DATASET RECORDS:

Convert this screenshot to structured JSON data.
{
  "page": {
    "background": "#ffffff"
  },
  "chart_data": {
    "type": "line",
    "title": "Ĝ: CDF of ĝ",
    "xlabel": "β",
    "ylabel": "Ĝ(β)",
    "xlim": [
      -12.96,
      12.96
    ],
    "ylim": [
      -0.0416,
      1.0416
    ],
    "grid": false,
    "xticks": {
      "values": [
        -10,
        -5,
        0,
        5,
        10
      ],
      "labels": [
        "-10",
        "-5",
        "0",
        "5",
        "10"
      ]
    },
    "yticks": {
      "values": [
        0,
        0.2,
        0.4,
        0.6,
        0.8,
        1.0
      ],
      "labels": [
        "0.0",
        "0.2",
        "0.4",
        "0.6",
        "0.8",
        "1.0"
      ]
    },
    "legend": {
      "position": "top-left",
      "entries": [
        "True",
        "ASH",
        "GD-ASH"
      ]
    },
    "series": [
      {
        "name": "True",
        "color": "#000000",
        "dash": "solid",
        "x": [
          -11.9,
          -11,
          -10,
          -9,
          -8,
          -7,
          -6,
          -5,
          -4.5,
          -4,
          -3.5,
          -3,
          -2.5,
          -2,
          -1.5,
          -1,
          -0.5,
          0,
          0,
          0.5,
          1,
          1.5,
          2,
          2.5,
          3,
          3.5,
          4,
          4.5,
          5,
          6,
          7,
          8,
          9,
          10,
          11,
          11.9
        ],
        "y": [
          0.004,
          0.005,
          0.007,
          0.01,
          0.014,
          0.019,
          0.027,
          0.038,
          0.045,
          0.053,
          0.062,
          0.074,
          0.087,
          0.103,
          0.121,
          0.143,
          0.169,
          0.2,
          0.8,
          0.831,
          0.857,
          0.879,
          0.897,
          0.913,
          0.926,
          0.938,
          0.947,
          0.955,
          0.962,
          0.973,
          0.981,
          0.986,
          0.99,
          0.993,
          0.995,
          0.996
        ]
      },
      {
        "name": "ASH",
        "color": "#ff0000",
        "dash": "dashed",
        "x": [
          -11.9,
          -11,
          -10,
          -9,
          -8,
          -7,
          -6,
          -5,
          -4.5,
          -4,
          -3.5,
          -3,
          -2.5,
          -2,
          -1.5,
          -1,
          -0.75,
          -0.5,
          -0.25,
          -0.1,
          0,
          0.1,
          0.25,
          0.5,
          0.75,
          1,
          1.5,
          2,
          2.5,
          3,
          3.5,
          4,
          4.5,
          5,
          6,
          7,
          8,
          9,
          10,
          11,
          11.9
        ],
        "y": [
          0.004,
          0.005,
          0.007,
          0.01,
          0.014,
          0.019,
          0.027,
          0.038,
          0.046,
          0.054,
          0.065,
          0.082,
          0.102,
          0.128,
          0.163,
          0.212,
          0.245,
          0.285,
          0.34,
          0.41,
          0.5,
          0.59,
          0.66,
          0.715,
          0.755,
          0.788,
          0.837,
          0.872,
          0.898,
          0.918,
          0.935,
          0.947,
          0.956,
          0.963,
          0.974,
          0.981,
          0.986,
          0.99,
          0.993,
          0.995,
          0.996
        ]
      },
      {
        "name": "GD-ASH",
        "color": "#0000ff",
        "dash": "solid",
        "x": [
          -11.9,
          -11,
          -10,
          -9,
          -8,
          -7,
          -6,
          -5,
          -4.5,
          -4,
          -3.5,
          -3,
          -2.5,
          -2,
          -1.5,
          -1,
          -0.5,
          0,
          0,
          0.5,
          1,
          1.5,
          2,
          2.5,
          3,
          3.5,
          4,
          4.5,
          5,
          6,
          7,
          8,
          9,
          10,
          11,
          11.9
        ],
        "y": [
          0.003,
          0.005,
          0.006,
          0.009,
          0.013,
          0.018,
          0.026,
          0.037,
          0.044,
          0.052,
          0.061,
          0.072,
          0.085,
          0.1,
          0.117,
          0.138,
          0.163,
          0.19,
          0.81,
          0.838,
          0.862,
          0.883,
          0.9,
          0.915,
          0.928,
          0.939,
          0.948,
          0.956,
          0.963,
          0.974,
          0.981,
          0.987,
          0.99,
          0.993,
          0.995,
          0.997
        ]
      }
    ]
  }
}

WHAT TO DO: Find "color". Copy every line it occurs in.

TASK SOLUTION:
        "color": "#000000",
        "color": "#ff0000",
        "color": "#0000ff",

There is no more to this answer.